* [题目]
接着下面这篇讲解 Go 运行时 mstart 函数源码的文章，从它中断的地方往下写。

* [原文]
我们继续下面的 runtime·rt0_go函数.

TEXT runtime·rt0_go(SB),NOSPLIT,$0
//...
// 1.初始化全局变量g0
//...
// 2.m0和g0绑定在一起
//...
// 3.设置nCPU/M/P的个数,初始化m0,allp
//...
// 4.创建main goroutine
//...
// 5.开始M
    CALL	runtime·mstart(SB) // start this M
    CALL	runtime·abort(SB)  // mstart should never return
    RET
    // Prevent dead-code elimination of debugCallV1, which is
    // intended to be called by debuggers.
    MOVQ	$runtime·debugCallV1(SB), AX
    RET

mstart #

mstart 是一个新M切入点, 它主要是再检查下此M对应g0栈是否有创建,设置一下g0的stackguard0.

// mstart is the entry-point for new Ms.
//
// This must not split the stack because we may not even have stack
// bounds set up yet.
//
// May run during STW (because it doesn't have a P yet), so write
// barriers are not allowed.
//
//go:nosplit
//go:nowritebarrierrec
func mstart() {
	_g_ := getg()  // g0

	osStack := _g_.stack.lo == 0
	/*  ? linux的话， 从runtime·rt0_go我们知道，g0的stack.lo,不是为0的.
		// create istack out of the given (operating system) stack.
		// _cgo_init may update stackguard.
		MOVQ	$runtime·g0(SB), DI
		LEAQ	(-64*1024+104)(SP), BX
		MOVQ	BX, g_stackguard0(DI)
		MOVQ	BX, g_stackguard1(DI)
		MOVQ	BX, (g_stack+stack_lo)(DI)
		MOVQ	SP, (g_stack+stack_hi)(DI)
	*/
	if osStack {
		// Initialize stack bounds from system stack.
		// Cgo may have left stack size in stack.hi.
		// minit may update the stack bounds.
		size := _g_.stack.hi
		if size == 0 {
			size = 8192 * sys.StackGuardMultiplier
		}
		_g_.stack.hi = uintptr(noescape(unsafe.Pointer(&size)))
		_g_.stack.lo = _g_.stack.hi - size + 1024
	}
	// Initialize stack guard so that we can start calling regular
	// Go code.
	_g_.stackguard0 = _g_.stack.lo + _StackGuard  //这个stackguard0比stack.lo大，防止越界
	// This is the g0, so we can also call go:systemstack
	// functions, which check stackguard1.
	_g_.stackguard1 = _g_.stackguard0 //stackguard1的作用是栈溢出检查，如果是stackguard0与stackguard1相等，那么是不能放数据到g0栈中了吗
	mstart1()

	// Exit this thread.
	if GOOS == "windows" || GOOS == "solaris" || GOOS == "illumos" || GOOS == "plan9" || GOOS == "darwin" || GOOS == "aix" {
		// Windows, Solaris, illumos, Darwin, AIX and Plan 9 always system-allocate
		// the stack, but put it in _g_.stack before mstart,
		// so the logic above hasn't set osStack yet.

* [提取条目]
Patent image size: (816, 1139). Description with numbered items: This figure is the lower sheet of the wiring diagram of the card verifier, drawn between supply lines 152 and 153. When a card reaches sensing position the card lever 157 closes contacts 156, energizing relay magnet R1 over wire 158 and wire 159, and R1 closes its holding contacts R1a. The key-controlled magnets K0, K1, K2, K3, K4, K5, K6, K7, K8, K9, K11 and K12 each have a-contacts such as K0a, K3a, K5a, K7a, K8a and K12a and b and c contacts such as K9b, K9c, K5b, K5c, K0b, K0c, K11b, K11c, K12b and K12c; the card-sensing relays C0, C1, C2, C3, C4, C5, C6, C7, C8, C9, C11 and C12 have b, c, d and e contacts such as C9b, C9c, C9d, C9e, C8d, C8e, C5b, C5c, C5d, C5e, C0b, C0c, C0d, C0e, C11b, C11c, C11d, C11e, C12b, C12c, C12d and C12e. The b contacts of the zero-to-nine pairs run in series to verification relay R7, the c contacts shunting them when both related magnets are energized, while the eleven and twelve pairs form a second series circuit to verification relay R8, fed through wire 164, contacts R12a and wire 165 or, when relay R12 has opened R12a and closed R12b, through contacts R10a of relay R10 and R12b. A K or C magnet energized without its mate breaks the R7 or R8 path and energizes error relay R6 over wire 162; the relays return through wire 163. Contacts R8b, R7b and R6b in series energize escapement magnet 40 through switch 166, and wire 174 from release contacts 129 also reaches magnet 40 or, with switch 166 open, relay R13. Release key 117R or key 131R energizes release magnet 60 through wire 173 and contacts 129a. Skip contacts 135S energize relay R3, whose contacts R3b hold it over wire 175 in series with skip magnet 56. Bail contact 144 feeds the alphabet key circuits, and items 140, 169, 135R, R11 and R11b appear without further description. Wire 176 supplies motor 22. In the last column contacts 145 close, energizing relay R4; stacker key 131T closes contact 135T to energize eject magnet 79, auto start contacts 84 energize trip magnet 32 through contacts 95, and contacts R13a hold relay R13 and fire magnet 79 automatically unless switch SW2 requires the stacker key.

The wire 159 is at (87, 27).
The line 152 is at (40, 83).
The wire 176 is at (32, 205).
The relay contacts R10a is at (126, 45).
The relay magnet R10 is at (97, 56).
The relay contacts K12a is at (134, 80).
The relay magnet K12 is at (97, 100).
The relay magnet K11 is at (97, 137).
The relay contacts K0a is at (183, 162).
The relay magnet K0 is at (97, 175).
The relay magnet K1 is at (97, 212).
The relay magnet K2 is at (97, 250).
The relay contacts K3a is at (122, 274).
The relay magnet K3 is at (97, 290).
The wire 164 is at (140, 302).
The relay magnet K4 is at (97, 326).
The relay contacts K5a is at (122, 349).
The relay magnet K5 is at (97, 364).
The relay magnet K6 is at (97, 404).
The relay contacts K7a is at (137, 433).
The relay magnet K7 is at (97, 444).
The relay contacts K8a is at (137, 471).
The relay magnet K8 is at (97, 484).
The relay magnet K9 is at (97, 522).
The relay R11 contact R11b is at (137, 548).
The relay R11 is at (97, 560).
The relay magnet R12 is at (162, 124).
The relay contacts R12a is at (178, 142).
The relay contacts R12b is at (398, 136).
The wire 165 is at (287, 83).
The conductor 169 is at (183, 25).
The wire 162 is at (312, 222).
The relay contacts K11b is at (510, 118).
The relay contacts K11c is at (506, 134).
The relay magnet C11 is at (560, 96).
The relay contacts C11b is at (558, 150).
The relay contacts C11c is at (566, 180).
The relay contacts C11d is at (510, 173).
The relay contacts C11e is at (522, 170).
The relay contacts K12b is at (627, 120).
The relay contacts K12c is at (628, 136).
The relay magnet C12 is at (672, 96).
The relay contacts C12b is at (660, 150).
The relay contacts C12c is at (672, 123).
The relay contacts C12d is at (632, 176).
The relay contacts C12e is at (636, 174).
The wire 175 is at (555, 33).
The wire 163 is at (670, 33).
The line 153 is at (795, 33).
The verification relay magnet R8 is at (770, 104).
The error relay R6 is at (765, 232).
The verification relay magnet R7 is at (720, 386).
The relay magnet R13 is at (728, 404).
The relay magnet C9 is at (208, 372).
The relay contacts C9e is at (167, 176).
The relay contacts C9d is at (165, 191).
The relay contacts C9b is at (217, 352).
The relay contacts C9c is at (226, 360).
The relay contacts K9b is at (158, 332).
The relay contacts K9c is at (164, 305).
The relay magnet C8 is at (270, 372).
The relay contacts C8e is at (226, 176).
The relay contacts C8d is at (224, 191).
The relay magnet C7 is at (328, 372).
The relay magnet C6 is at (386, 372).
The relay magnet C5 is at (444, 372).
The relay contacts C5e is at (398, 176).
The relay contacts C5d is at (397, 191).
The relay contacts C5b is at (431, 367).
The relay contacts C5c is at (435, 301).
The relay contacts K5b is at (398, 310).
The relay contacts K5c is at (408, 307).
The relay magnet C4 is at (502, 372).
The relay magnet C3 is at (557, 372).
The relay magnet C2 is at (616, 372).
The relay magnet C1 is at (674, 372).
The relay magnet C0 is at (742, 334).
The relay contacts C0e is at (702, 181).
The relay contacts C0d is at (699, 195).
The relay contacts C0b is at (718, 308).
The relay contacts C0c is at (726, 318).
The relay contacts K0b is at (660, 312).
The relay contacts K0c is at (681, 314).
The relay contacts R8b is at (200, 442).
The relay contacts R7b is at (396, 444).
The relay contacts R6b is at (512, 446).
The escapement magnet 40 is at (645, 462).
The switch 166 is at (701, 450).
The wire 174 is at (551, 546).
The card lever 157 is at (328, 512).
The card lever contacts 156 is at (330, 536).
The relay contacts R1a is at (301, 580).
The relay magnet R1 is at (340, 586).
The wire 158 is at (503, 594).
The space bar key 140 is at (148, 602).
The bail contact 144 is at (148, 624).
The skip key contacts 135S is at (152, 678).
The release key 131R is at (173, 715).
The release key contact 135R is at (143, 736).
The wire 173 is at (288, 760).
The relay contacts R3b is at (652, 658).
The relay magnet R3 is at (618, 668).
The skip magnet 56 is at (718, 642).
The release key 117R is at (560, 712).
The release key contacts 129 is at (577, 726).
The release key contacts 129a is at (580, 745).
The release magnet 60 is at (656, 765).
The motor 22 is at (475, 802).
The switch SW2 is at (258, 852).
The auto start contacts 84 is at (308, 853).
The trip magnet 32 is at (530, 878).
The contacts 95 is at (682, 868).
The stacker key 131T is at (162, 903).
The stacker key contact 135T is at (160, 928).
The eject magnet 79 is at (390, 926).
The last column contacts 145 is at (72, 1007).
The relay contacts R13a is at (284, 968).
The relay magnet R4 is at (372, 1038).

* [回答]
		osStack = true
	}
	mexit(osStack)
}

mstart1 #

重置一下g0的pc/sp为caller的pc/sp, 而mstart1的caller就是mstart

记录调用者，以便在mcall中作为堆栈顶部使用，并用于终止线程。我们在调用schedule之后就不会再回到mstart1，所以其他调用可以重复使用当前的帧。

func mstart1() {
	_g_ := getg()   //g0

	if _g_ != _g_.m.g0 {
		throw("bad runtime·mstart")
	}

	// Record the caller for use as the top of stack in mcall and
	// for terminating the thread.
	// We're never coming back to mstart1 after we call schedule,
	// so other calls can reuse the current frame.
	save(getcallerpc(), getcallersp()) //就是把pc, sp保存到自己的sched里面， 但是bp寄存器没有保存，因为会重新使用这个栈？
	/*
	这里不是当前的, 因为后面调用schedule函数后，还会再回到mstart1函数,但是永远不会进入到mstart函数
		getcallerpc()返回的是mstart调用mstart1时被call指令压栈的返回地址， bp+1 ?
		getcallersp()函数返回的是调用mstart1函数之前mstart函数的栈顶地址    bp ?
	*/
	asminit()
	minit() //初始化信号

	// Install signal handlers; after minit so that minit can
	// prepare the thread to be able to handle the signals.
	// 安装信号处理程序;所以minit可以准备线程以便能够处理信号, 在minit之后执行
	if _g_.m == &m0 {
		mstartm0()
	}

	if fn := _g_.m.mstartfn; fn != nil {   //如果m的mstartfn不是空的，先执行它
		fn()
	}

	if _g_.m != &m0 { // 如果m不等于m0  就是m0的话,前面m0和allp[0]已经绑定了
		acquirep(_g_.m.nextp.ptr()) //TODO zxc 这个acquirep函数是把m和m.nextp进行绑定,如果到这里的时候,nextp已经状态不是空闲的状态,
		                            //那么会抛出错误?
		_g_.m.nextp = 0
	}
	schedule() //进入调度
}

20220623194734

保存pc,sp到g0 #

save函数保存pc,sp到g0,方便下次再度调度运行g0

Expand ↕

list /usr/lib/golang/src/runtime/proc.go:1167
list /usr/lib/golang/src/runtime/proc.go:1179
list /usr/lib/golang/src/runtime/proc.go:1190

[root@gitlab kubernets]# gdb test

GNU gdb (GDB) Red Hat Enterprise Linux 7.6.1-119.el7
Copyright (C) 2013 Free Software Foundation, Inc.
License GPLv3+: GNU GPL version 3 or later <http://gnu.org/licenses/gpl.html>
This is free software: you are free to change and redistribute it.
There is NO WARRANTY, to the extent permitted by law.  Type "show copying"
and "show warranty" for details.
This GDB was configured as "x86_64-redhat-linux-gnu".
For bug reporting instructions, please see:
<http://www.gnu.org/software/gdb/bugs/>...
Reading symbols from /tmp/kubernets/test...done.
Loading Go Runtime support.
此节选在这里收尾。